▶ _TEXT PROVIDED_:
┌────────

Python Mixed Metaphors

July 20 2016


Python violates "The Principle of Least Astonishment" when using a mutable default value as a function parameter.

Yeah, it's a bold statement. But hear me out and then decide for yourself.

Principle of Least Astonishment

If you're not familiar with it, Wikipedia as a pretty good explanation about the Principle of Least Astonishment.

"if a necessary feature has a high astonishment factor, it may be necessary to redesign the feature." In general engineering design contexts, the principle may be taken to mean that a component of a system should behave in a manner consistent with how users of that component are likely to expect it to behave, i.e., users should not be astonished at the way it behaves.

... the principle aims to exploit users' pre-existing knowledge to minimize the learning curve, for instance by designing interfaces that borrow heavily from "functionally similar or analogous programs with which your users are likely to be familiar." User expectations in this respect may be closely related to a particular computing platform or tradition.

The Violation

In Python, when you write this code:

my_list = []

it allocates an instance of list and assigns it to the my_list variable each time that line of code is executed.

└────────

▶ _WHAT TO WORK ON_:
1. In the Python post, why does the Principle of Least Astonishment favor designs that borrow from familiar programs? Answer in one to three sentences.
2. Go on with the Python post, starting after its last sentence.
The rows play no part in this work.

Records drawn from a data source

┌────────

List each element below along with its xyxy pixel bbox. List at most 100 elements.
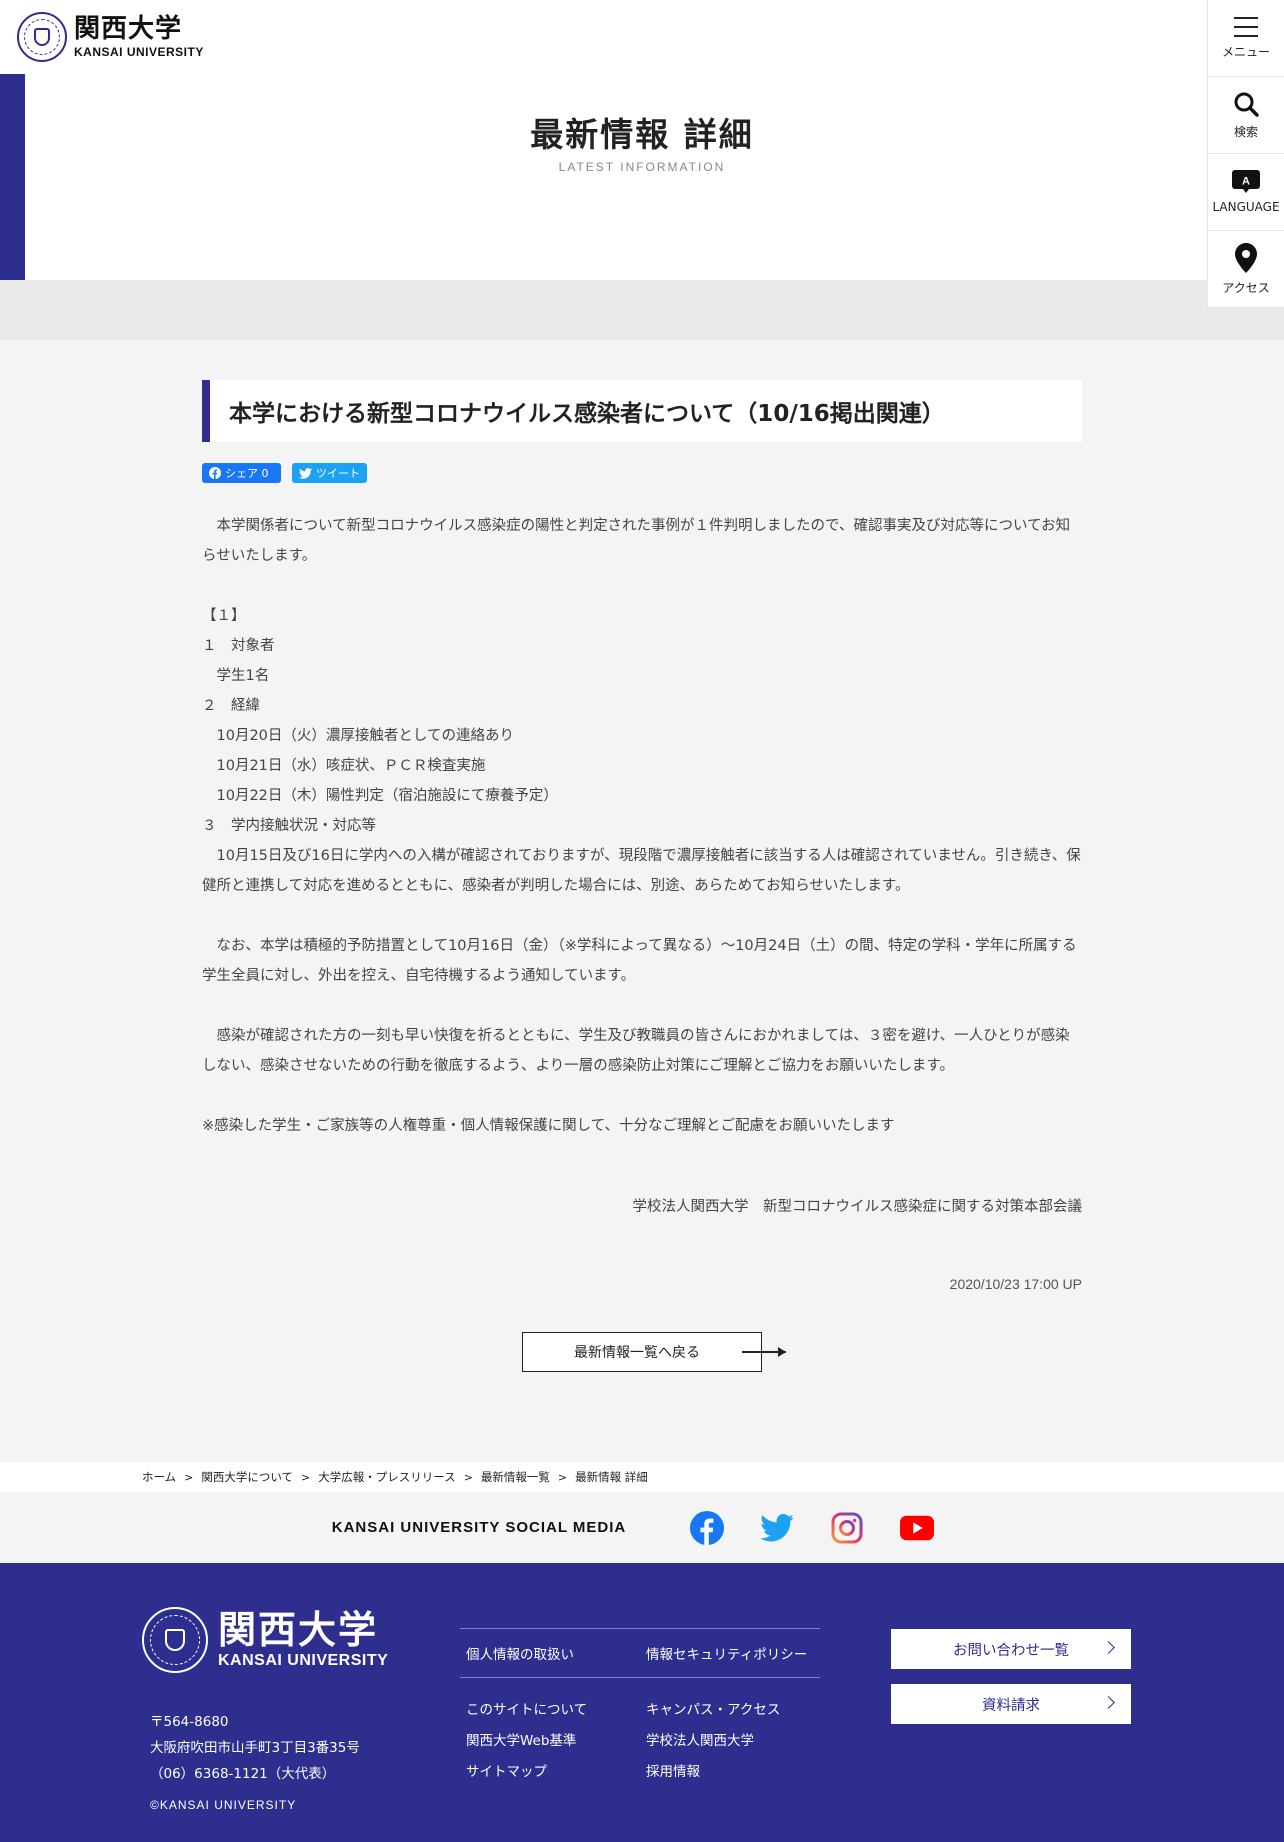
- university-seal-icon: [17, 12, 67, 62]
- article-paragraph: [202, 1081, 1082, 1111]
- site-footer: 関西大学 KANSAI UNIVERSITY 〒564-8680 大阪府吹田市山…: [0, 1563, 1284, 1842]
- article-paragraph: なお、本学は積極的予防措置として10月16日（金）（※学科によって異なる）～10…: [202, 938, 1077, 984]
- search-label: 検索: [1233, 124, 1258, 139]
- back-to-list-button[interactable]: 最新情報一覧へ戻る: [522, 1332, 762, 1372]
- arrow-right-icon: [742, 1347, 786, 1357]
- footer-links: 個人情報の取扱い 情報セキュリティポリシー このサイトについて キャンパス・アク…: [460, 1628, 820, 1785]
- footer-copyright: ©KANSAI UNIVERSITY: [150, 1798, 297, 1812]
- request-materials-label: 資料請求: [982, 1697, 1040, 1714]
- breadcrumb-press[interactable]: 大学広報・プレスリリース: [318, 1469, 455, 1485]
- back-to-list-label: 最新情報一覧へ戻る: [574, 1345, 700, 1361]
- facebook-icon: [690, 1510, 725, 1545]
- facebook-icon: [209, 467, 221, 479]
- social-media-label: KANSAI UNIVERSITY SOCIAL MEDIA: [331, 1519, 627, 1536]
- facebook-link[interactable]: [690, 1510, 725, 1545]
- article-paragraph: 10月20日（火）濃厚接触者としての連絡あり: [202, 728, 514, 744]
- footer-logo[interactable]: 関西大学 KANSAI UNIVERSITY: [142, 1607, 388, 1673]
- facebook-share-button[interactable]: シェア 0: [202, 463, 281, 483]
- article-paragraph: 感染が確認された方の一刻も早い快復を祈るとともに、学生及び教職員の皆さんにおかれ…: [202, 1028, 1070, 1074]
- footer-buttons: お問い合わせ一覧 資料請求: [891, 1629, 1131, 1739]
- chevron-right-icon: [1102, 1641, 1115, 1654]
- facebook-share-label: シェア 0: [225, 467, 269, 480]
- breadcrumb: ホーム > 関西大学について > 大学広報・プレスリリース > 最新情報一覧 >…: [0, 1462, 1284, 1492]
- article-signature: 学校法人関西大学 新型コロナウイルス感染症に関する対策本部会議: [632, 1199, 1083, 1215]
- article-paragraph: 学生1名: [202, 668, 270, 684]
- footer-divider: [460, 1677, 820, 1678]
- article-paragraph: １ 対象者: [202, 638, 275, 654]
- article: 本学における新型コロナウイルス感染者について（10/16掲出関連） シェア 0 …: [202, 380, 1082, 1372]
- footer-postal: 〒564-8680: [150, 1714, 229, 1730]
- article-paragraph: [202, 571, 1082, 601]
- footer-link-about-site[interactable]: このサイトについて: [460, 1698, 640, 1718]
- breadcrumb-separator: >: [301, 1470, 311, 1484]
- twitter-icon: [299, 467, 312, 479]
- article-paragraph: ３ 学内接触状況・対応等: [202, 818, 376, 834]
- university-seal-icon: [142, 1607, 208, 1673]
- back-link-wrap: 最新情報一覧へ戻る: [202, 1332, 1082, 1372]
- header-band: [0, 280, 1284, 340]
- map-pin-icon: [1235, 242, 1257, 273]
- language-button[interactable]: A LANGUAGE: [1208, 154, 1284, 231]
- footer-link-security-policy[interactable]: 情報セキュリティポリシー: [640, 1643, 820, 1663]
- search-icon: [1234, 92, 1259, 117]
- footer-address: 〒564-8680 大阪府吹田市山手町3丁目3番35号 （06）6368-112…: [150, 1709, 360, 1787]
- article-paragraph: [202, 901, 1082, 931]
- footer-phone: （06）6368-1121（大代表）: [150, 1766, 336, 1782]
- instagram-link[interactable]: [830, 1511, 864, 1545]
- share-buttons: シェア 0 ツイート: [202, 463, 1082, 483]
- article-title: 本学における新型コロナウイルス感染者について（10/16掲出関連）: [202, 380, 1082, 442]
- footer-link-sitemap[interactable]: サイトマップ: [460, 1760, 640, 1780]
- twitter-share-button[interactable]: ツイート: [292, 463, 367, 483]
- article-body: 本学関係者について新型コロナウイルス感染症の陽性と判定された事例が１件判明しまし…: [202, 511, 1082, 1141]
- search-button[interactable]: 検索: [1208, 77, 1284, 154]
- twitter-link[interactable]: [760, 1511, 795, 1545]
- article-paragraph: 【１】: [202, 608, 246, 624]
- footer-link-privacy[interactable]: 個人情報の取扱い: [460, 1643, 640, 1663]
- article-paragraph: ２ 経緯: [202, 698, 260, 714]
- menu-label: メニュー: [1221, 44, 1270, 59]
- page-title: 最新情報 詳細: [530, 115, 754, 154]
- contact-list-button[interactable]: お問い合わせ一覧: [891, 1629, 1131, 1669]
- language-icon: A: [1232, 170, 1260, 193]
- article-paragraph: 本学関係者について新型コロナウイルス感染症の陽性と判定された事例が１件判明しまし…: [202, 518, 1071, 564]
- access-label: アクセス: [1222, 280, 1270, 295]
- breadcrumb-separator: >: [184, 1470, 194, 1484]
- page-header: 関西大学 KANSAI UNIVERSITY 最新情報 詳細 LATEST IN…: [0, 0, 1284, 280]
- language-badge: A: [1242, 176, 1250, 188]
- breadcrumb-about[interactable]: 関西大学について: [201, 1469, 293, 1485]
- menu-button[interactable]: メニュー: [1208, 0, 1284, 77]
- article-paragraph: 10月22日（木）陽性判定（宿泊施設にて療養予定）: [202, 788, 558, 804]
- hamburger-icon: [1234, 16, 1258, 37]
- footer-link-recruit[interactable]: 採用情報: [640, 1760, 820, 1780]
- instagram-icon: [831, 1512, 863, 1543]
- logo-name-jp: 関西大学: [74, 14, 183, 44]
- request-materials-button[interactable]: 資料請求: [891, 1684, 1131, 1724]
- footer-logo-name-en: KANSAI UNIVERSITY: [218, 1652, 389, 1669]
- social-media-bar: KANSAI UNIVERSITY SOCIAL MEDIA: [0, 1492, 1284, 1563]
- utility-nav: メニュー 検索 A LANGUAGE アクセス: [1207, 0, 1284, 308]
- page-subtitle: LATEST INFORMATION: [558, 160, 726, 174]
- twitter-share-label: ツイート: [316, 467, 360, 480]
- footer-street-address: 大阪府吹田市山手町3丁目3番35号: [150, 1740, 360, 1756]
- accent-bar: [0, 74, 25, 280]
- youtube-link[interactable]: [900, 1511, 935, 1545]
- youtube-icon: [900, 1515, 935, 1540]
- footer-link-web-standards[interactable]: 関西大学Web基準: [460, 1729, 640, 1749]
- language-label: LANGUAGE: [1212, 200, 1280, 214]
- footer-link-campus-access[interactable]: キャンパス・アクセス: [640, 1698, 820, 1718]
- site-logo[interactable]: 関西大学 KANSAI UNIVERSITY: [0, 0, 210, 74]
- footer-link-corporation[interactable]: 学校法人関西大学: [640, 1729, 820, 1749]
- article-paragraph: 10月21日（水）咳症状、ＰＣＲ検査実施: [202, 758, 486, 774]
- access-button[interactable]: アクセス: [1208, 231, 1284, 308]
- contact-list-label: お問い合わせ一覧: [953, 1642, 1069, 1659]
- breadcrumb-separator: >: [557, 1470, 568, 1484]
- breadcrumb-current: 最新情報 詳細: [575, 1470, 648, 1484]
- article-date: 2020/10/23 17:00 UP: [949, 1276, 1082, 1292]
- breadcrumb-separator: >: [463, 1470, 473, 1484]
- twitter-icon: [760, 1513, 795, 1541]
- logo-name-en: KANSAI UNIVERSITY: [74, 45, 204, 59]
- breadcrumb-news-list[interactable]: 最新情報一覧: [481, 1469, 550, 1485]
- breadcrumb-home[interactable]: ホーム: [142, 1469, 176, 1485]
- chevron-right-icon: [1102, 1696, 1115, 1709]
- article-paragraph: [202, 991, 1082, 1021]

└────────

▶ _RESPONSES FOR EACH TASK_:
1. The principle aims to use what users already know so that they have less to learn. Borrowing heavily from functionally similar or analogous programs that users are likely to know makes the new design easier to pick up.

2.
Essentially, [] is shorthand for list() and anytime you see [] in code, you would expect that a new list object would be created. And it is perfectly fair to have such an expectation.

But that's not the behavior when you use [] as the default value for function parameter.

def list_append(value, my_list=[]):
    return my_list

So, if you wrote the following code to invoke list_append:

first_name_list = list_append('Vijay')
last_name_list = list_append('Varadan')

the output you'd see is:

['Vijay', 'Varadan']

and not:


This result would definitely surprise me. I would expect to see 2 distinct lists with Vijay in first_name_list and Varadan in last_name_list.

Note that the example I used would yield even more confusing results, when you invoke it initially with a pre-allocated list instance, but subsequently with just one parameter.

first_names = ['Jeff']
print(list_append('Vijay', first_names)) # output is ['Jeff', Vijay']

last_names = list_append('Lu')
print(list_append('Varadan', last_names)) # output is ['Lu', 'Varadan']

phone_numbers = list_append('+1-206-548-6565')
print(phone_numbers) # output is ['Lu', 'Varadan', '+1-206-548-6565']

As you can see, this would be very, very confusing; especially since the 2nd call to list_append worked just fine and created a new list when you didn't pass one in. The 3rd invocation doesn't create a new list and append it to the new list; instead it simply appends it to the list that was created when the function was first invoked with one parameter, using the default value for the second parameter.

Explanation of the Behavior

When you come across the code fragments above, you'd expect that Python would allocate a new instance of my_list each time you called the list_append function with just one parameter. And your expectations would be dashed on the rocks of Python's inconsistency.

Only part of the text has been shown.